(Records for this exercise):

++++++++++

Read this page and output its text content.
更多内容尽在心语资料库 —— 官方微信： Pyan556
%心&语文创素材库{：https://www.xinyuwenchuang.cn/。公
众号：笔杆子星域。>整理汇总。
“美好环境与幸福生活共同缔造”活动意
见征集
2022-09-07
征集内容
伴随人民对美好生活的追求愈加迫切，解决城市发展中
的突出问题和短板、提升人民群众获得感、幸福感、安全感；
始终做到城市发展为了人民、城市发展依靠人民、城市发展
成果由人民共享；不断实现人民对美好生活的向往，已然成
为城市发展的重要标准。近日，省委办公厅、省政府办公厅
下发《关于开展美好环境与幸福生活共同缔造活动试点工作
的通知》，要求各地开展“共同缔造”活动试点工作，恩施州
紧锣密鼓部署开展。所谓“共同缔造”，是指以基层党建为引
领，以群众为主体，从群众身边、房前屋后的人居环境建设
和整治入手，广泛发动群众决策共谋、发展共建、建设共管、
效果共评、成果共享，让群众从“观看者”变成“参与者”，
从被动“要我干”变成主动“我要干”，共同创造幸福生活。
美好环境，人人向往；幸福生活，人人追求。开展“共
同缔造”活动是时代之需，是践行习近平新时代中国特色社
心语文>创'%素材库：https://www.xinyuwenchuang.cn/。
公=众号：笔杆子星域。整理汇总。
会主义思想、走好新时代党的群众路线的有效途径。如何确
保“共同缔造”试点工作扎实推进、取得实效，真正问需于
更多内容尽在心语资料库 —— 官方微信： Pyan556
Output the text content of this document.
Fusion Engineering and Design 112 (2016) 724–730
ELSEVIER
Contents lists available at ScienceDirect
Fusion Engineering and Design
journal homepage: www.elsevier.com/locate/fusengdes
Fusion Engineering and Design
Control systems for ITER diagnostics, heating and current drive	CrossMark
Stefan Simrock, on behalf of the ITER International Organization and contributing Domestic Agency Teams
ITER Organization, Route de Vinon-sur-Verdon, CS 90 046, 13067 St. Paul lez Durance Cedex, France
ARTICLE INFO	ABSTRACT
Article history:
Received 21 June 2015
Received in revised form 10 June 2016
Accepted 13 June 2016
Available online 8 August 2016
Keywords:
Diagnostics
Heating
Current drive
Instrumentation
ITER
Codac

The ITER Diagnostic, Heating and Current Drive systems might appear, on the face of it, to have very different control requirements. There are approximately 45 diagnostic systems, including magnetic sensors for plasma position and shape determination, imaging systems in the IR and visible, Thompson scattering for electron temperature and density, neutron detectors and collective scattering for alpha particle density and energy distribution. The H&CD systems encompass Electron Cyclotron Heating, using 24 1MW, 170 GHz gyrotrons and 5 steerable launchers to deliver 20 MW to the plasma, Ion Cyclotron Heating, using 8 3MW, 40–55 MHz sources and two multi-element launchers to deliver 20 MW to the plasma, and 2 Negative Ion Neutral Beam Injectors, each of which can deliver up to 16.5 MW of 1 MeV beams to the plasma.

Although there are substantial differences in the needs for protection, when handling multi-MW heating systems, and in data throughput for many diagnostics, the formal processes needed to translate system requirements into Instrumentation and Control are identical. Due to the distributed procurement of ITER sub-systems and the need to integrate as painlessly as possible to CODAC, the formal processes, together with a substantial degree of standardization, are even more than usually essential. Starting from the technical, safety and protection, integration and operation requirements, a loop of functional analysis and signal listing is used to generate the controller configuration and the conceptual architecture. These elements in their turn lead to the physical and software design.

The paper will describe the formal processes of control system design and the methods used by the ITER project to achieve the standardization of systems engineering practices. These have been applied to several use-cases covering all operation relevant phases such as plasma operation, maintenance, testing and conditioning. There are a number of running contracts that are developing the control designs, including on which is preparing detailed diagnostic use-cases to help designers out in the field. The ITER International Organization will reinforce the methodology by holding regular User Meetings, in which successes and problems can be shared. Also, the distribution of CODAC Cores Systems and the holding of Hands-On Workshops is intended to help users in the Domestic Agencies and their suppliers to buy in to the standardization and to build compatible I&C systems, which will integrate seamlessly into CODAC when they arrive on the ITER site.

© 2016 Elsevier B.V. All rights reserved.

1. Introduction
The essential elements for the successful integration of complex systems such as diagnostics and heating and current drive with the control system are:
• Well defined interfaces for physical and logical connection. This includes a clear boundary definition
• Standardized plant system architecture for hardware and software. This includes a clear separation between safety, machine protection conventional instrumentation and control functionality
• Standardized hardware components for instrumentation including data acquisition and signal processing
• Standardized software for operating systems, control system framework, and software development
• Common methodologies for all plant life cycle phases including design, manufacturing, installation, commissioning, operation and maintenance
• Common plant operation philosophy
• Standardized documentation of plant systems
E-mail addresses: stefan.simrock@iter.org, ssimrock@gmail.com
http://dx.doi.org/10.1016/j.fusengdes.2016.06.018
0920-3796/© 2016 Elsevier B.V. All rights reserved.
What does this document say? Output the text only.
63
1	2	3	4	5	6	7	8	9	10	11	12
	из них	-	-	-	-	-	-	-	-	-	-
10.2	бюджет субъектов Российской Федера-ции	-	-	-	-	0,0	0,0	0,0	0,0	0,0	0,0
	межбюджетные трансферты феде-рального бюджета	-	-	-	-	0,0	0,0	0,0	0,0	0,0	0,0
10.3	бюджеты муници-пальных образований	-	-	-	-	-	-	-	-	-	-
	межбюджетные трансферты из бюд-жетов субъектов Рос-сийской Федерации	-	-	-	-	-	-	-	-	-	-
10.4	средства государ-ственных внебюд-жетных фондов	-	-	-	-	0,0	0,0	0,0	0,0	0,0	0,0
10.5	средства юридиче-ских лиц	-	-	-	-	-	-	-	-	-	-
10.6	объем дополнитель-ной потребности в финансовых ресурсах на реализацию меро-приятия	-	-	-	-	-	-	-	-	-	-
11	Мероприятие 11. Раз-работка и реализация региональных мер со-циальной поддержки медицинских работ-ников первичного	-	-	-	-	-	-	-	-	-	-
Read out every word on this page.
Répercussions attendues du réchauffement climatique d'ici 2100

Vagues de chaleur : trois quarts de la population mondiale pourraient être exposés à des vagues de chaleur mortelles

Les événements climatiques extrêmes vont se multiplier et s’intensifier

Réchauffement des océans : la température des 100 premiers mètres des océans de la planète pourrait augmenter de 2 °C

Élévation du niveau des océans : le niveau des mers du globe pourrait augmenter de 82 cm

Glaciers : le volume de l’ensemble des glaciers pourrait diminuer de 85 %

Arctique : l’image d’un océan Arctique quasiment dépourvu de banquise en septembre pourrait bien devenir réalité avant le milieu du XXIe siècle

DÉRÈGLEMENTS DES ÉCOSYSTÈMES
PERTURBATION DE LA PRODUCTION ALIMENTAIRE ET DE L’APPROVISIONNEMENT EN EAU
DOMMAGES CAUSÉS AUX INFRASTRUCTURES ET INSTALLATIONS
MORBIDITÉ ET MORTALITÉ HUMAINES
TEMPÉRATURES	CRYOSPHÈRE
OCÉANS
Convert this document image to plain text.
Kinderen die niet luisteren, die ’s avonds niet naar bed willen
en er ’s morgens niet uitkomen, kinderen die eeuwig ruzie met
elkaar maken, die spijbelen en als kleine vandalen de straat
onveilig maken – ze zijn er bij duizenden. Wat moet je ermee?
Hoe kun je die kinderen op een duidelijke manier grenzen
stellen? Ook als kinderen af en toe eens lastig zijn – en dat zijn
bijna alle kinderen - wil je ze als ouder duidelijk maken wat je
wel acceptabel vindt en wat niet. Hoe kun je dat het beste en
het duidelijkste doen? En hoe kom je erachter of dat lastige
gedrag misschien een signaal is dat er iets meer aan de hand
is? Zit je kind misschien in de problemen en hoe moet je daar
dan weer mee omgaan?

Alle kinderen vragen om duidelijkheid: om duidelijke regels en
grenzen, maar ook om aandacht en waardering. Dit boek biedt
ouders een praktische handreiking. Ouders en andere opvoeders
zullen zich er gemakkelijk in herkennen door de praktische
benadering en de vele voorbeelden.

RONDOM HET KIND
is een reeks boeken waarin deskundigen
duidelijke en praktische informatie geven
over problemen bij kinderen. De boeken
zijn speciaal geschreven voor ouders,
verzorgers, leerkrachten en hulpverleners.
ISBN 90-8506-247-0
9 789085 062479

++++++++++

(Written problem):
Everything from the line containing "Read out every word on this page." through the final line of the listing, inclusive, must be reproduced exactly; leave out the rest.

(Worked answer):
Read out every word on this page.
Répercussions attendues du réchauffement climatique d'ici 2100

Vagues de chaleur : trois quarts de la population mondiale pourraient être exposés à des vagues de chaleur mortelles

Les événements climatiques extrêmes vont se multiplier et s’intensifier

Réchauffement des océans : la température des 100 premiers mètres des océans de la planète pourrait augmenter de 2 °C

Élévation du niveau des océans : le niveau des mers du globe pourrait augmenter de 82 cm

Glaciers : le volume de l’ensemble des glaciers pourrait diminuer de 85 %

Arctique : l’image d’un océan Arctique quasiment dépourvu de banquise en septembre pourrait bien devenir réalité avant le milieu du XXIe siècle

DÉRÈGLEMENTS DES ÉCOSYSTÈMES
PERTURBATION DE LA PRODUCTION ALIMENTAIRE ET DE L’APPROVISIONNEMENT EN EAU
DOMMAGES CAUSÉS AUX INFRASTRUCTURES ET INSTALLATIONS
MORBIDITÉ ET MORTALITÉ HUMAINES
TEMPÉRATURES	CRYOSPHÈRE
OCÉANS
Convert this document image to plain text.
Kinderen die niet luisteren, die ’s avonds niet naar bed willen
en er ’s morgens niet uitkomen, kinderen die eeuwig ruzie met
elkaar maken, die spijbelen en als kleine vandalen de straat
onveilig maken – ze zijn er bij duizenden. Wat moet je ermee?
Hoe kun je die kinderen op een duidelijke manier grenzen
stellen? Ook als kinderen af en toe eens lastig zijn – en dat zijn
bijna alle kinderen - wil je ze als ouder duidelijk maken wat je
wel acceptabel vindt en wat niet. Hoe kun je dat het beste en
het duidelijkste doen? En hoe kom je erachter of dat lastige
gedrag misschien een signaal is dat er iets meer aan de hand
is? Zit je kind misschien in de problemen en hoe moet je daar
dan weer mee omgaan?

Alle kinderen vragen om duidelijkheid: om duidelijke regels en
grenzen, maar ook om aandacht en waardering. Dit boek biedt
ouders een praktische handreiking. Ouders en andere opvoeders
zullen zich er gemakkelijk in herkennen door de praktische
benadering en de vele voorbeelden.

RONDOM HET KIND
is een reeks boeken waarin deskundigen
duidelijke en praktische informatie geven
over problemen bij kinderen. De boeken
zijn speciaal geschreven voor ouders,
verzorgers, leerkrachten en hulpverleners.
ISBN 90-8506-247-0
9 789085 062479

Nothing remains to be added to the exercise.